- [What you will do] Lift every line from the entries that includes the word "name".
--- BEGIN ---
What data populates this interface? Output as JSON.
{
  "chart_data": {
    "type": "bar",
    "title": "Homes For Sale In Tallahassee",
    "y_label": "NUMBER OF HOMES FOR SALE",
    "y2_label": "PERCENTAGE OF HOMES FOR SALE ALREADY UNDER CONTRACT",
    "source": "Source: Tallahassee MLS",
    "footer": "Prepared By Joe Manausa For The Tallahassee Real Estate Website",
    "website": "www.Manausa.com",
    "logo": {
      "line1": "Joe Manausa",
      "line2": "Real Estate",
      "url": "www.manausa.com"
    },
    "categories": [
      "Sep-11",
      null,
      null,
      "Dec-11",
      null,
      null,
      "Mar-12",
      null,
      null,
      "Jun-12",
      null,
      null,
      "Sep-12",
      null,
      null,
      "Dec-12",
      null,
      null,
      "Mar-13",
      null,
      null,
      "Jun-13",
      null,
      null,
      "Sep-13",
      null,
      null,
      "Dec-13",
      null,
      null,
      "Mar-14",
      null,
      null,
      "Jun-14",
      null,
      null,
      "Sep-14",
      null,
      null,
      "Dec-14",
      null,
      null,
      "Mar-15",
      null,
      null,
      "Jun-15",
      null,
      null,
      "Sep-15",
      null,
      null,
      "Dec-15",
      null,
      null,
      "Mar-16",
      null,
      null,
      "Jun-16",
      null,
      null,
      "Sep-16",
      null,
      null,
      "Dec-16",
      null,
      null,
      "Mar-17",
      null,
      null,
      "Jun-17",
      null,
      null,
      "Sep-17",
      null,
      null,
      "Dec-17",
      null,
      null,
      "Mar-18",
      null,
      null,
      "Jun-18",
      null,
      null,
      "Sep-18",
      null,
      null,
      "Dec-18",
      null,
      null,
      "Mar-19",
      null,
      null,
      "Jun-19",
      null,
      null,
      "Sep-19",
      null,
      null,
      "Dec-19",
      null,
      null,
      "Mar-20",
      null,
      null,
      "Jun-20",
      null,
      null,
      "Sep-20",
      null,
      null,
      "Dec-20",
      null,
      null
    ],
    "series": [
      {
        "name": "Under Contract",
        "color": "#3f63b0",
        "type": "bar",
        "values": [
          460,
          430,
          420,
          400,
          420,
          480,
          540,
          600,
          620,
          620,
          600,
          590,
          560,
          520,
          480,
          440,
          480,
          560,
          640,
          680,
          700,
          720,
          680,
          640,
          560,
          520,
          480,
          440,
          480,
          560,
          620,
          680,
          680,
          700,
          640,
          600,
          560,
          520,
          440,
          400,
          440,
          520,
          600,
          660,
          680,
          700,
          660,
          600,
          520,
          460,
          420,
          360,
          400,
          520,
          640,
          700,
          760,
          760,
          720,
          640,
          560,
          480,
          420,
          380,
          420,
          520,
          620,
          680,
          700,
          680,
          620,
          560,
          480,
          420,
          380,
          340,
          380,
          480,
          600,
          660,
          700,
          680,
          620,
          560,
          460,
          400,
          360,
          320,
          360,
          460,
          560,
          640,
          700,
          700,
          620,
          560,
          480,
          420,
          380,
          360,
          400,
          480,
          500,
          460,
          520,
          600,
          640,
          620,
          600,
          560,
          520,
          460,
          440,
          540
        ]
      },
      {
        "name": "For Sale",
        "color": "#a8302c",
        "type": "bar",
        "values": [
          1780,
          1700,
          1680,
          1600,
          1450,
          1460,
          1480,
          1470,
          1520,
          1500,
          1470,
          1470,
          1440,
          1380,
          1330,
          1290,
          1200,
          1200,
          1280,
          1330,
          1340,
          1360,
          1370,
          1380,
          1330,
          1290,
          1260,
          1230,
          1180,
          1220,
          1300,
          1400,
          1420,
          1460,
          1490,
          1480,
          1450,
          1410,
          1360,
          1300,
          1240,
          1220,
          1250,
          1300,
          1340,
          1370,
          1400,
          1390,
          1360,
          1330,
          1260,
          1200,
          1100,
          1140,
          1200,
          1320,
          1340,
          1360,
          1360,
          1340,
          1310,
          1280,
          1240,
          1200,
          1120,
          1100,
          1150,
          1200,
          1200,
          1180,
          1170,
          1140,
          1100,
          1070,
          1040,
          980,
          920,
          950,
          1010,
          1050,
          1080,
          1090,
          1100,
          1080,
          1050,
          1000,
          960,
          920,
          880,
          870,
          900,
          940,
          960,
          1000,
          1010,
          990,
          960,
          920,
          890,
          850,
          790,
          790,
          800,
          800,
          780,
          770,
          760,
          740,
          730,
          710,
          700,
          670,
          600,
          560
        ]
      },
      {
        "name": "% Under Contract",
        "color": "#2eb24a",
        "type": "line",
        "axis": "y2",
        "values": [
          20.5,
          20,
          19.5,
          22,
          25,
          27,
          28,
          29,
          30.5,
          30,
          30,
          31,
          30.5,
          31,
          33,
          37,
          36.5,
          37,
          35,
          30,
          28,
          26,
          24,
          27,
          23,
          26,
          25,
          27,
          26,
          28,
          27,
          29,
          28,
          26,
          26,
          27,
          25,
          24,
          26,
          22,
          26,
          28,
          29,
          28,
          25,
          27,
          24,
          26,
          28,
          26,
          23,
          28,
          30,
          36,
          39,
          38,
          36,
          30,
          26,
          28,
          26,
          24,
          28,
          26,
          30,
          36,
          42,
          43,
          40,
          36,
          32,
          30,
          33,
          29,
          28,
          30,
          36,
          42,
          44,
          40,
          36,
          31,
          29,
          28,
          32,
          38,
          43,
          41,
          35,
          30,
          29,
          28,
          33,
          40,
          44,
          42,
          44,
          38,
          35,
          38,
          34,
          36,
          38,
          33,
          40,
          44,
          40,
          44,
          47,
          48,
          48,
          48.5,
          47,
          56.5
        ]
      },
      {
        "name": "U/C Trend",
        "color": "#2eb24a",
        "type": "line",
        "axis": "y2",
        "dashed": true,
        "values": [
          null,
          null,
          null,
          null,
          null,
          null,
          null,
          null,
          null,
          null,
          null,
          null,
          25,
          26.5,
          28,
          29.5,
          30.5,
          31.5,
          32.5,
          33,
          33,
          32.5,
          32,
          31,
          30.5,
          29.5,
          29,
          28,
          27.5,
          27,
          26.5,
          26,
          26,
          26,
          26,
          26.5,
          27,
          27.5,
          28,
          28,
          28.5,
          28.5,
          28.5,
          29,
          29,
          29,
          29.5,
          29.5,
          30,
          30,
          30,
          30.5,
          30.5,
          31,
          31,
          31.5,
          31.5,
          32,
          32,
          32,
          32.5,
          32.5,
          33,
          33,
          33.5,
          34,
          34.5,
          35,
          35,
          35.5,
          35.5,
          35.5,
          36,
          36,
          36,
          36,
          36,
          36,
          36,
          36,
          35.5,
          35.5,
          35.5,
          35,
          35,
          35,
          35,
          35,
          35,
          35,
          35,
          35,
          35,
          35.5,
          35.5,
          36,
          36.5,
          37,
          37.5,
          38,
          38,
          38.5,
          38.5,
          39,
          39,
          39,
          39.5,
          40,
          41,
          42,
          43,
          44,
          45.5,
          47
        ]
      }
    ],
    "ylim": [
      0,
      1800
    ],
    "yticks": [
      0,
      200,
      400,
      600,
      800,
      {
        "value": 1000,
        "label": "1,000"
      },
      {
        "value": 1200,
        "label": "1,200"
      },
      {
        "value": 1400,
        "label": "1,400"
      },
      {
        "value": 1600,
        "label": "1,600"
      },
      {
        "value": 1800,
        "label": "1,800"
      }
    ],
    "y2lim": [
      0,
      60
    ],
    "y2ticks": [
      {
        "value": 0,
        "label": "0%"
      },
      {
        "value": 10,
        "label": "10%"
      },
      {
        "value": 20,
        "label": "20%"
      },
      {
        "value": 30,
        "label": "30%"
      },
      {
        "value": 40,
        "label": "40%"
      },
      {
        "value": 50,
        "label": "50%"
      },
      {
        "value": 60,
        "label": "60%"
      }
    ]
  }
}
--- END ---
- [Final result]
        "name": "Under Contract",
        "name": "For Sale",
        "name": "% Under Contract",
        "name": "U/C Trend",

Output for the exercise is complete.